• [What is asked] Find every line of the listing below where "субинтервалы" appears, and copy it.

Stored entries
+ + + + + + +
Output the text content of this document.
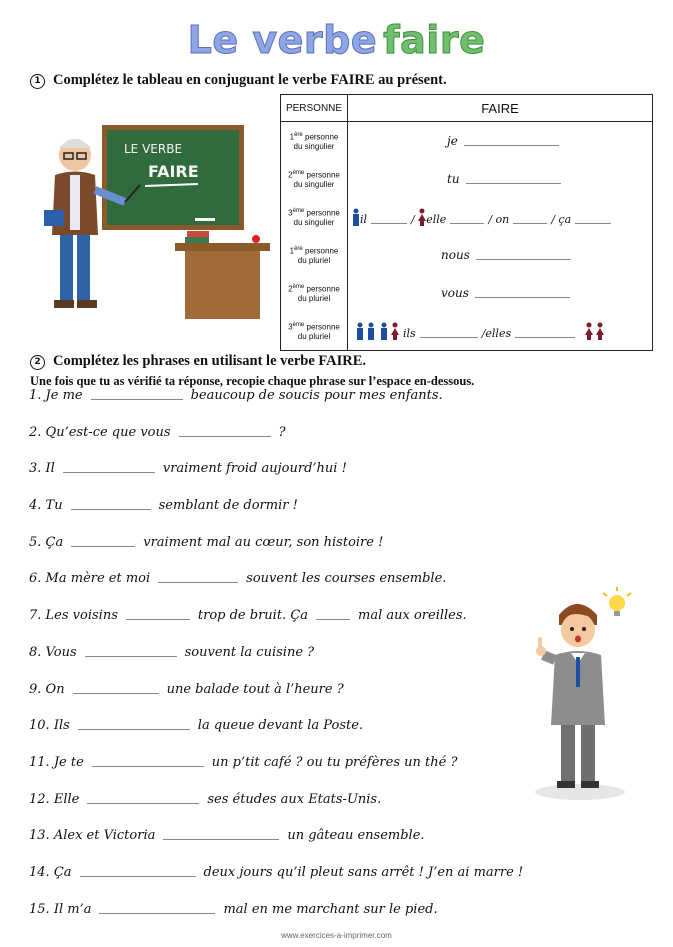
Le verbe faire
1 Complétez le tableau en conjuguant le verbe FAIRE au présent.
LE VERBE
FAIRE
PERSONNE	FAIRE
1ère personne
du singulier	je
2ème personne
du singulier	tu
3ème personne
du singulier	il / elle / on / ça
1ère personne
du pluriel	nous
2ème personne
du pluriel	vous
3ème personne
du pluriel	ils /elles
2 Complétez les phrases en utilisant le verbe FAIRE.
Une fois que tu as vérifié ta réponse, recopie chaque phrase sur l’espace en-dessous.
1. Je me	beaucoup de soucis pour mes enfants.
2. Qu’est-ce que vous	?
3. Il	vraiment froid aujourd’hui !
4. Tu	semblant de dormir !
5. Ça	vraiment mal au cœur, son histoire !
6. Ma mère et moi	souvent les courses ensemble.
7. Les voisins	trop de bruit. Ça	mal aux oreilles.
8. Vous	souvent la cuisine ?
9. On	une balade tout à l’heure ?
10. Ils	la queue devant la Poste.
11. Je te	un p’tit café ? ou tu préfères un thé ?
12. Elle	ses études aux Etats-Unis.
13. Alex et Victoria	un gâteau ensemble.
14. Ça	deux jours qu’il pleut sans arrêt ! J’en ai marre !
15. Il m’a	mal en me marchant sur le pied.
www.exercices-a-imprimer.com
+ + + + + + +
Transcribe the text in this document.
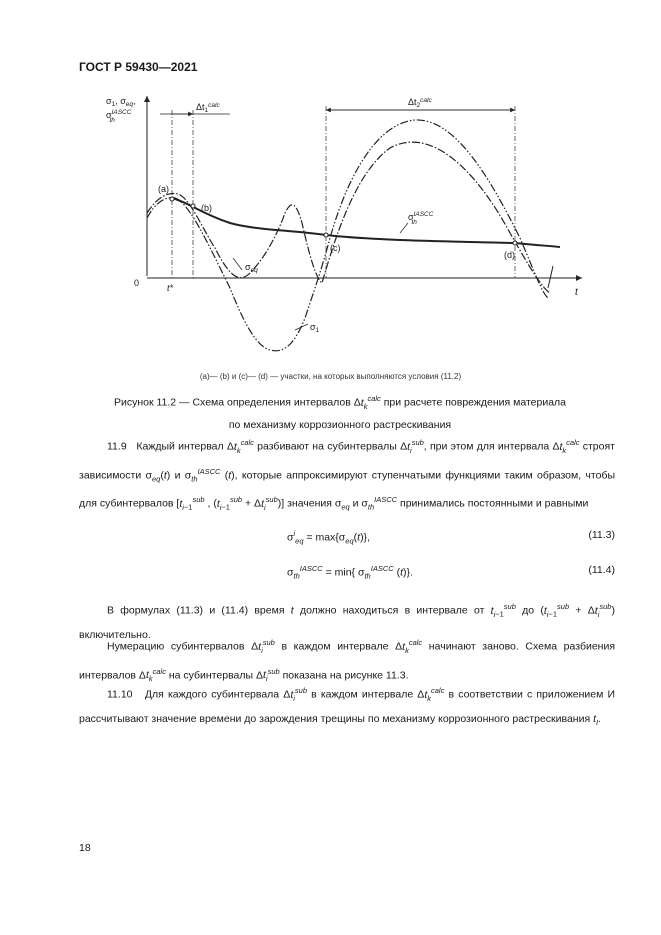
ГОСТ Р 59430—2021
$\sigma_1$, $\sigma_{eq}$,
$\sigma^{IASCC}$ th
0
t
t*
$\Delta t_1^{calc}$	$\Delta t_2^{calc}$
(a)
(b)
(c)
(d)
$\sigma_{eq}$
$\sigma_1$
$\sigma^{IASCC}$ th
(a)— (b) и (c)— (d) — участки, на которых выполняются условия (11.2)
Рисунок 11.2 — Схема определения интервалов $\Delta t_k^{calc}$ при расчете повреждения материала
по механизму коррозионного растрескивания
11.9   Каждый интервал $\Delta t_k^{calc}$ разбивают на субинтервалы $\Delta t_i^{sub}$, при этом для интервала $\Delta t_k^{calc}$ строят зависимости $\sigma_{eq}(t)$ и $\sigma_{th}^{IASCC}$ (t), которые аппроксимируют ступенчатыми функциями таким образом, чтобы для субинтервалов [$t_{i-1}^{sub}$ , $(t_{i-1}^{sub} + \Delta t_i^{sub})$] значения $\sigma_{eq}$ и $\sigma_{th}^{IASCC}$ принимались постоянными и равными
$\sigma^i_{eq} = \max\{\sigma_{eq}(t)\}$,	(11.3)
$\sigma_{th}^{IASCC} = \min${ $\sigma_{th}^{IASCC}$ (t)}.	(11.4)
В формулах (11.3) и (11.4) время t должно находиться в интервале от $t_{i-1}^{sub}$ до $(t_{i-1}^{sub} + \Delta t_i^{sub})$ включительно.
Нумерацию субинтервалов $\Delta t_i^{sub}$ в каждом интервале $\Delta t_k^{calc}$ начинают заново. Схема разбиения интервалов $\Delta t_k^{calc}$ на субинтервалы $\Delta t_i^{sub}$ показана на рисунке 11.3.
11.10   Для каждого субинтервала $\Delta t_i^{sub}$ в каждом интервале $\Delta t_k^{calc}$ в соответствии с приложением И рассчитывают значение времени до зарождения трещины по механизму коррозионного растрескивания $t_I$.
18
+ + + + + + +
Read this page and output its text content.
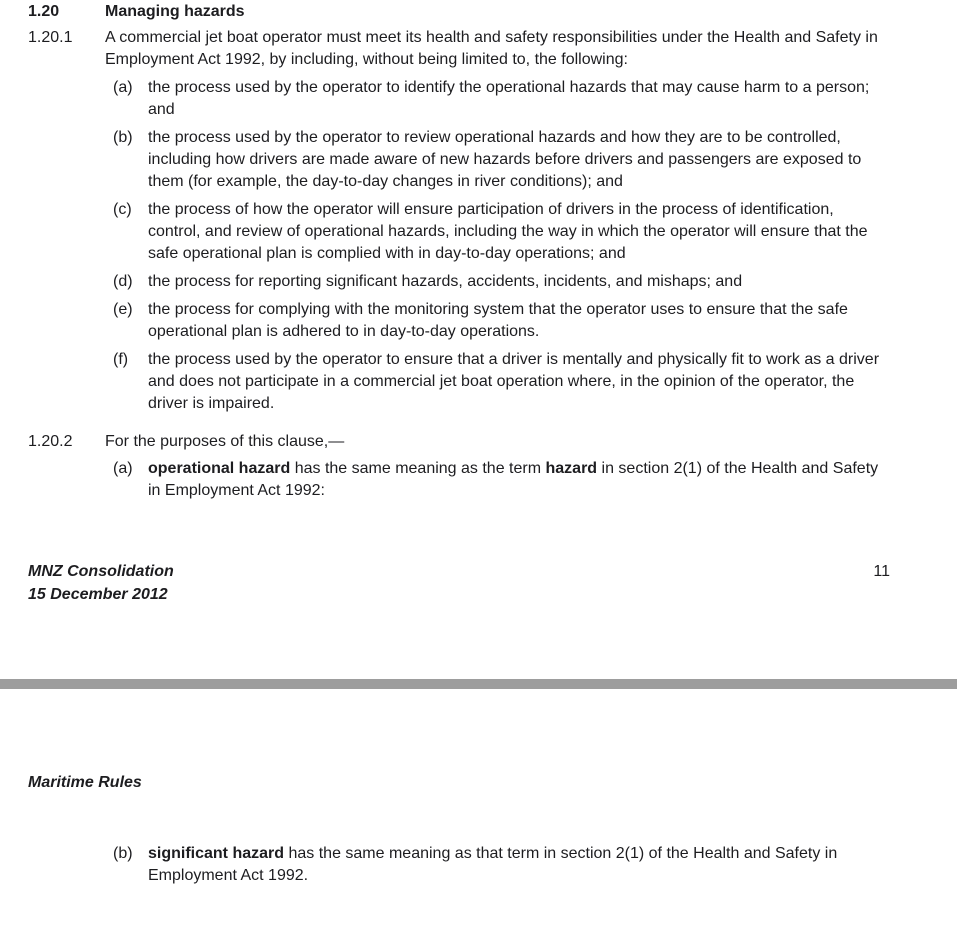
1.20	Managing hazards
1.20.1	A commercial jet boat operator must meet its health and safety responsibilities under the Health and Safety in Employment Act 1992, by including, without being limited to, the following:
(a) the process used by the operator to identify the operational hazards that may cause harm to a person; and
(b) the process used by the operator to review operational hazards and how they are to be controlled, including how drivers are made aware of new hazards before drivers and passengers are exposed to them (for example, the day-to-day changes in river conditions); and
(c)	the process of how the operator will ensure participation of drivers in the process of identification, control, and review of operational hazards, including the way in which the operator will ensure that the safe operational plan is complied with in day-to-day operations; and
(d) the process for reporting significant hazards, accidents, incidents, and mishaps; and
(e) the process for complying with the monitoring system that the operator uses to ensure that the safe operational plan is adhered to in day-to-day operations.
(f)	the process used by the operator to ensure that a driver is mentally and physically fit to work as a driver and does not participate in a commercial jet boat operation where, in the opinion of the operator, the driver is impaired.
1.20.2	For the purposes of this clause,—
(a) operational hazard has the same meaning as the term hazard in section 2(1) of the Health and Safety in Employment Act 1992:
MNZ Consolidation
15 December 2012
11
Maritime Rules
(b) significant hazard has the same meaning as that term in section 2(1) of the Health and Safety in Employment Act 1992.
+ + + + + + +
• [Correct answer]
11.9   Каждый интервал $\Delta t_k^{calc}$ разбивают на субинтервалы $\Delta t_i^{sub}$, при этом для интервала $\Delta t_k^{calc}$ строят зависимости $\sigma_{eq}(t)$ и $\sigma_{th}^{IASCC}$ (t), которые аппроксимируют ступенчатыми функциями таким образом, чтобы для субинтервалов [$t_{i-1}^{sub}$ , $(t_{i-1}^{sub} + \Delta t_i^{sub})$] значения $\sigma_{eq}$ и $\sigma_{th}^{IASCC}$ принимались постоянными и равными
Нумерацию субинтервалов $\Delta t_i^{sub}$ в каждом интервале $\Delta t_k^{calc}$ начинают заново. Схема разбиения интервалов $\Delta t_k^{calc}$ на субинтервалы $\Delta t_i^{sub}$ показана на рисунке 11.3.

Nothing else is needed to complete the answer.